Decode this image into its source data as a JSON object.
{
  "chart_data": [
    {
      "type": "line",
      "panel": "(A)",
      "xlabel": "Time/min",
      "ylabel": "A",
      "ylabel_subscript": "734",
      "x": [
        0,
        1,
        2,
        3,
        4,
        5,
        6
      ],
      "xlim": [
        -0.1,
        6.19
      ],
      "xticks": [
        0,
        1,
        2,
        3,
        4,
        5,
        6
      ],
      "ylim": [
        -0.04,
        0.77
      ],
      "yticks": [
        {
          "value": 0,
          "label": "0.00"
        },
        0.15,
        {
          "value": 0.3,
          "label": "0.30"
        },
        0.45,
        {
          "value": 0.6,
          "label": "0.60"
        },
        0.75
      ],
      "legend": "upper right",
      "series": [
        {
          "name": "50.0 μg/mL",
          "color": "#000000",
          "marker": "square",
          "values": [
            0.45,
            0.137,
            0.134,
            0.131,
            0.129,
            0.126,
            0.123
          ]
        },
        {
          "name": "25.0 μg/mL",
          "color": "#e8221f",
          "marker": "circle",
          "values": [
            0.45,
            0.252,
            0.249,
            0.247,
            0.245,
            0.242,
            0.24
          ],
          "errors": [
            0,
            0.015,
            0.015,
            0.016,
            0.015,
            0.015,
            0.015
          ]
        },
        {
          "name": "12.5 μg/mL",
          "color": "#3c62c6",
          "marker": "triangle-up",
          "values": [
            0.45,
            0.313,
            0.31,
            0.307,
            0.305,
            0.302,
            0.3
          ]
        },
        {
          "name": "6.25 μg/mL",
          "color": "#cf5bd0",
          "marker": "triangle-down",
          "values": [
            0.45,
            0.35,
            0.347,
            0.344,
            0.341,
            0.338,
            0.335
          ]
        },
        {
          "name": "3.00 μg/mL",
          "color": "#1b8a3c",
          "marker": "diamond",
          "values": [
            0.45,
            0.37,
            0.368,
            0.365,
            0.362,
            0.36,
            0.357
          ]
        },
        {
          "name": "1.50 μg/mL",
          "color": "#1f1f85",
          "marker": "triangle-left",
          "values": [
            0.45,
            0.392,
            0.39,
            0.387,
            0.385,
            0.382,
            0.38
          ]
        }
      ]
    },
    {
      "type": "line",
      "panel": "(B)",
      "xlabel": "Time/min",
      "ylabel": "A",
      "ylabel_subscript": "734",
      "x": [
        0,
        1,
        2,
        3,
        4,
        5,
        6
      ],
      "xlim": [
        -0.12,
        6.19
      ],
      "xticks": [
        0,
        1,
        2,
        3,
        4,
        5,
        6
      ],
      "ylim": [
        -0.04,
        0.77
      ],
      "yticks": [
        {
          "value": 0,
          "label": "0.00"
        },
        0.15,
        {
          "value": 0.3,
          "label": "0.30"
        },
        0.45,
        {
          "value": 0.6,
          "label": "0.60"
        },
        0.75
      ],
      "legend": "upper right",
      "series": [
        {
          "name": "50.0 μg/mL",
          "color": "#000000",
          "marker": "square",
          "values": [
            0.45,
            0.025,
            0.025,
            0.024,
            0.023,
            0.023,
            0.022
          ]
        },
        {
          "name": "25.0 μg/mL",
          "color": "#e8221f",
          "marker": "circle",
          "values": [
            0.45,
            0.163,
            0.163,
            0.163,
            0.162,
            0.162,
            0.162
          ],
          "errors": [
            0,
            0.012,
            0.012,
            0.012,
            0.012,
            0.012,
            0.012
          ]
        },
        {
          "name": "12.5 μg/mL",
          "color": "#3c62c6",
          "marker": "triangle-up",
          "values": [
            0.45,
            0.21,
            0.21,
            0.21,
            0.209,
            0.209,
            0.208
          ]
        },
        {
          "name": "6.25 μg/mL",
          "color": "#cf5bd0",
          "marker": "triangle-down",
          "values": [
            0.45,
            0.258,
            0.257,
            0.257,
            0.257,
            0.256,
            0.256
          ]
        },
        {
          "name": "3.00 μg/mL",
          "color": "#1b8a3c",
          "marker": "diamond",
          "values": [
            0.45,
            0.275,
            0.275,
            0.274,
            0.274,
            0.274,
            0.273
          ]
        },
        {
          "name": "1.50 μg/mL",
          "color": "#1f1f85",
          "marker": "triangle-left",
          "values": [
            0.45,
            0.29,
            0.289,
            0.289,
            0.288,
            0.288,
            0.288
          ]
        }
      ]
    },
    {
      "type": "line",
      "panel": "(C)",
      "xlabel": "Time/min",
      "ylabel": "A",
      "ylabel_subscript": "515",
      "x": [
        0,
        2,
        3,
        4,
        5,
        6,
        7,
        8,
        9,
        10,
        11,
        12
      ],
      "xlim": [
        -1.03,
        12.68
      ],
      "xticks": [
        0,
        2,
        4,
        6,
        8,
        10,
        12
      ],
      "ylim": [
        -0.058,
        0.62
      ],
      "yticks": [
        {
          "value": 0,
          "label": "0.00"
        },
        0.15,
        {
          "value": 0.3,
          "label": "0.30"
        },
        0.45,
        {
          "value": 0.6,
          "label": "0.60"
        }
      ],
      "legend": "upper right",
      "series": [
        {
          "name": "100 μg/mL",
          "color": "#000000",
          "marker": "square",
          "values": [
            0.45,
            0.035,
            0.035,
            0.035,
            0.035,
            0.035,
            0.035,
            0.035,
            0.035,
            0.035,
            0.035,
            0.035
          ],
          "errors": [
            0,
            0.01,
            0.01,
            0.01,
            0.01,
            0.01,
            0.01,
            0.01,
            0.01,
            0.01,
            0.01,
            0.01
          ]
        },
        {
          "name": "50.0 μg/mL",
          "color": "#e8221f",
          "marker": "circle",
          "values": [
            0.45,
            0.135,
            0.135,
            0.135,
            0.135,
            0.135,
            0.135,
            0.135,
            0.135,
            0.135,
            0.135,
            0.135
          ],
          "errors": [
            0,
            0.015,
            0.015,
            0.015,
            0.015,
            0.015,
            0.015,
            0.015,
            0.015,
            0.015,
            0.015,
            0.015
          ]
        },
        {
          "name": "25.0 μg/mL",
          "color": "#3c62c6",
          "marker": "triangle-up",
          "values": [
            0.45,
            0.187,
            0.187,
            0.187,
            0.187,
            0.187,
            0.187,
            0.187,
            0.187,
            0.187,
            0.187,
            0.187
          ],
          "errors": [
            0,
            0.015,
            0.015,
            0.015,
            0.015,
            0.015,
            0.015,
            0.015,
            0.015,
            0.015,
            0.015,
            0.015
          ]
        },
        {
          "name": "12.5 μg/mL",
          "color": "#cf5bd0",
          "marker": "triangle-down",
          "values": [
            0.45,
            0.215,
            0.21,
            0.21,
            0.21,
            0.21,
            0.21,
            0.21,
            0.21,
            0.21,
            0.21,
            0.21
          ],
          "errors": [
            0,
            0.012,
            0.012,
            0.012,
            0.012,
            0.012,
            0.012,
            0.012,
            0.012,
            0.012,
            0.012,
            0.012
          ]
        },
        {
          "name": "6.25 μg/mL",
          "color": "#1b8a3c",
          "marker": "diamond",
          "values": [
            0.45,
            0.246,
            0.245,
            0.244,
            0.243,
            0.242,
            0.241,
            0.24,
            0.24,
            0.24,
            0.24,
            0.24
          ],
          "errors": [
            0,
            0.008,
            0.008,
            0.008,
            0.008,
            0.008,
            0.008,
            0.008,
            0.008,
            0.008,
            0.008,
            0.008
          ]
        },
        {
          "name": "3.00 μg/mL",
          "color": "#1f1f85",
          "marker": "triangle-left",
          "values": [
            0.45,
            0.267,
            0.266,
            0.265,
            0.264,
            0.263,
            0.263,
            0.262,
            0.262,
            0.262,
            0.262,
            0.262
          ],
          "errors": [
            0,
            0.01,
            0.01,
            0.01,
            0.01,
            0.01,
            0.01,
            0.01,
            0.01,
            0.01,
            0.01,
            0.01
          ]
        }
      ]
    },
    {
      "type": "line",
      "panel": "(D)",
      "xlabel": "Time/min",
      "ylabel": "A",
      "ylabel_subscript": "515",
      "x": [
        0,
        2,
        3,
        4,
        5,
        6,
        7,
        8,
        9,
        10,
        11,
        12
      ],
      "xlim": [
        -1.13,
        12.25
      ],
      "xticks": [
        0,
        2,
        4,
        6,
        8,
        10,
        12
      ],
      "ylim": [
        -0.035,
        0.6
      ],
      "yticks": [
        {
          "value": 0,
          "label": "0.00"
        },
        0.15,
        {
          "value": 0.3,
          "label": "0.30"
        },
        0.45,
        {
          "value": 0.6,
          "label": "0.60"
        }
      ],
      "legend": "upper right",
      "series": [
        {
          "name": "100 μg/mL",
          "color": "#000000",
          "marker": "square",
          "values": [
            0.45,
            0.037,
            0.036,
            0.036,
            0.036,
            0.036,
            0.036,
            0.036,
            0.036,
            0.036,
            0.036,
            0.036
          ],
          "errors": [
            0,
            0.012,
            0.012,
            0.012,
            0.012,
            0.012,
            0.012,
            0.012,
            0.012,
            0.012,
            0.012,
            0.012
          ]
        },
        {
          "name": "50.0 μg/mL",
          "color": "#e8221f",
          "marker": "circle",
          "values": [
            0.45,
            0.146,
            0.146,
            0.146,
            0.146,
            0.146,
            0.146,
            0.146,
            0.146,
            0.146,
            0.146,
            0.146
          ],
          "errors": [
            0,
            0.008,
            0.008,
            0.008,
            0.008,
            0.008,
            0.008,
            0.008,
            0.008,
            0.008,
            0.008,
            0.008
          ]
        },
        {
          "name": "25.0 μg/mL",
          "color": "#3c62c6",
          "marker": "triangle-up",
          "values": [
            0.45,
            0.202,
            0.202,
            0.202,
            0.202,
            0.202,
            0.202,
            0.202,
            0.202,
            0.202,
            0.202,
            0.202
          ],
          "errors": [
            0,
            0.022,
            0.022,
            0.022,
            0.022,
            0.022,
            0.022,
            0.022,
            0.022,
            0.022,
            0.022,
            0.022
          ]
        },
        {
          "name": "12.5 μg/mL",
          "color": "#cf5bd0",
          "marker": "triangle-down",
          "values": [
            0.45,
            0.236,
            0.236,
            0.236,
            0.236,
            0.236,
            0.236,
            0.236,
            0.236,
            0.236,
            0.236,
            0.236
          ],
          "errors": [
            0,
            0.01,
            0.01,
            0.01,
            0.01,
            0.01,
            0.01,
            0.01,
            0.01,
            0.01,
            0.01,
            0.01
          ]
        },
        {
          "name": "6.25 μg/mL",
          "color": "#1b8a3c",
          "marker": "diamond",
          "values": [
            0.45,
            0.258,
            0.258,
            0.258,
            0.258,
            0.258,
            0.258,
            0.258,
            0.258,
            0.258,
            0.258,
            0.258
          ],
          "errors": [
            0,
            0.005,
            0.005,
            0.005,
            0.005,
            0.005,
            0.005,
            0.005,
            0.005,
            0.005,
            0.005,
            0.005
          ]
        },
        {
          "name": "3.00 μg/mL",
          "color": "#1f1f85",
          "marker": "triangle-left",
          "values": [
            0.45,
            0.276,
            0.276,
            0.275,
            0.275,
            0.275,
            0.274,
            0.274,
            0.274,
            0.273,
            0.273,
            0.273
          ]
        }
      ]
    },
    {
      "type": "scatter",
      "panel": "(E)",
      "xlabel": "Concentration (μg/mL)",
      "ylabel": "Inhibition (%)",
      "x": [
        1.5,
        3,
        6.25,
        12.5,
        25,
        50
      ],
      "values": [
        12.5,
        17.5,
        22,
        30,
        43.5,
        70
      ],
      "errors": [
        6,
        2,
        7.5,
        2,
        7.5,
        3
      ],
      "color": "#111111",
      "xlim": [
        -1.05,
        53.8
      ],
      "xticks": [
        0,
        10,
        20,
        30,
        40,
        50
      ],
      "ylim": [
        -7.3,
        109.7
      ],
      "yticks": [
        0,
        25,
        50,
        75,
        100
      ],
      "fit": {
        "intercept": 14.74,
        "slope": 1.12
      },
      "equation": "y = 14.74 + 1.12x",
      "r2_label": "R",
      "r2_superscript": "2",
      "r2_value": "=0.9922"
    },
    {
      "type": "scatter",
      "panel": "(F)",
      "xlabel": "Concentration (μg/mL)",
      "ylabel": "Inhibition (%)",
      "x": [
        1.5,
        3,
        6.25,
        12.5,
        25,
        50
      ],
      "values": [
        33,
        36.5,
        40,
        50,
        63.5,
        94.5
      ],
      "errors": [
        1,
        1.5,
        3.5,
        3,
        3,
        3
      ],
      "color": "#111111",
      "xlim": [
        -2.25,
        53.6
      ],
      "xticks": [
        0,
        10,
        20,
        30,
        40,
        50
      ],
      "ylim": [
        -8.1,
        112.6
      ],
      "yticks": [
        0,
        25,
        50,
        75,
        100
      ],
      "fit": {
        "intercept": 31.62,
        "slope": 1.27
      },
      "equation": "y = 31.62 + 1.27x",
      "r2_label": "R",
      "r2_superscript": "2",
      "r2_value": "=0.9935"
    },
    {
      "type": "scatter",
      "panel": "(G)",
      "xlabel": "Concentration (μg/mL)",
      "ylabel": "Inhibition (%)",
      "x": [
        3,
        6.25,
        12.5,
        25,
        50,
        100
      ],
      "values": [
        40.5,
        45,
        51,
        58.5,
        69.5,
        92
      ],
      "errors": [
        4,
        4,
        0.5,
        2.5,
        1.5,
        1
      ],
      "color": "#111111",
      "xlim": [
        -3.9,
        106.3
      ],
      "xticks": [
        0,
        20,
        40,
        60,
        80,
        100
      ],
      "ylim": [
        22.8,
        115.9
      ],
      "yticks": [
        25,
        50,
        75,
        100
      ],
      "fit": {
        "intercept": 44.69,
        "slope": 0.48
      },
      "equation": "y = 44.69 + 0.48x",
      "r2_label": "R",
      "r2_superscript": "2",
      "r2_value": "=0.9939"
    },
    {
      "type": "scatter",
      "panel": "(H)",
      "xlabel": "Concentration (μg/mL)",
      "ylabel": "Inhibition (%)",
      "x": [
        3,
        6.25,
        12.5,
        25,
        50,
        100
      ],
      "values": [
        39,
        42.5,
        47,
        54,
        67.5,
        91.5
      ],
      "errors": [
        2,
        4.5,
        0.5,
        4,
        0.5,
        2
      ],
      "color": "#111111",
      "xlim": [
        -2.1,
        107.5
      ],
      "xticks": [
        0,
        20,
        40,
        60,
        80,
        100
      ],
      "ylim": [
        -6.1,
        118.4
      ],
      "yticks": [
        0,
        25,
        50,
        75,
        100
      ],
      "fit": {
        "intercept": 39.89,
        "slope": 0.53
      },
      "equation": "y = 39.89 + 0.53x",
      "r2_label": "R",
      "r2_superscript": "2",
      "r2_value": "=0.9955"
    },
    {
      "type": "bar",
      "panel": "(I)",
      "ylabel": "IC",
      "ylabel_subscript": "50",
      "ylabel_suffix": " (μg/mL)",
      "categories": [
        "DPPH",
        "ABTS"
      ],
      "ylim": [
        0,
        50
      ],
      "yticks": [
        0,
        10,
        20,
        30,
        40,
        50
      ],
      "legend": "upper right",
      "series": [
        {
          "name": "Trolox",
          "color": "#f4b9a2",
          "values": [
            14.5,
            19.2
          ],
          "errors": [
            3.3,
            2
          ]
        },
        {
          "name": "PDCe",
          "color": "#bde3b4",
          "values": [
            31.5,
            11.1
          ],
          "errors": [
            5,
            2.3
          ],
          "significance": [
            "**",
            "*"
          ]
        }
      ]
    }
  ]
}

————————

▶ [GIVEN TASK] Pull out every line containing "equation".

▶ [ANSWER BELOW]
      "equation": "y = 14.74 + 1.12x",
      "equation": "y = 31.62 + 1.27x",
      "equation": "y = 44.69 + 0.48x",
      "equation": "y = 39.89 + 0.53x",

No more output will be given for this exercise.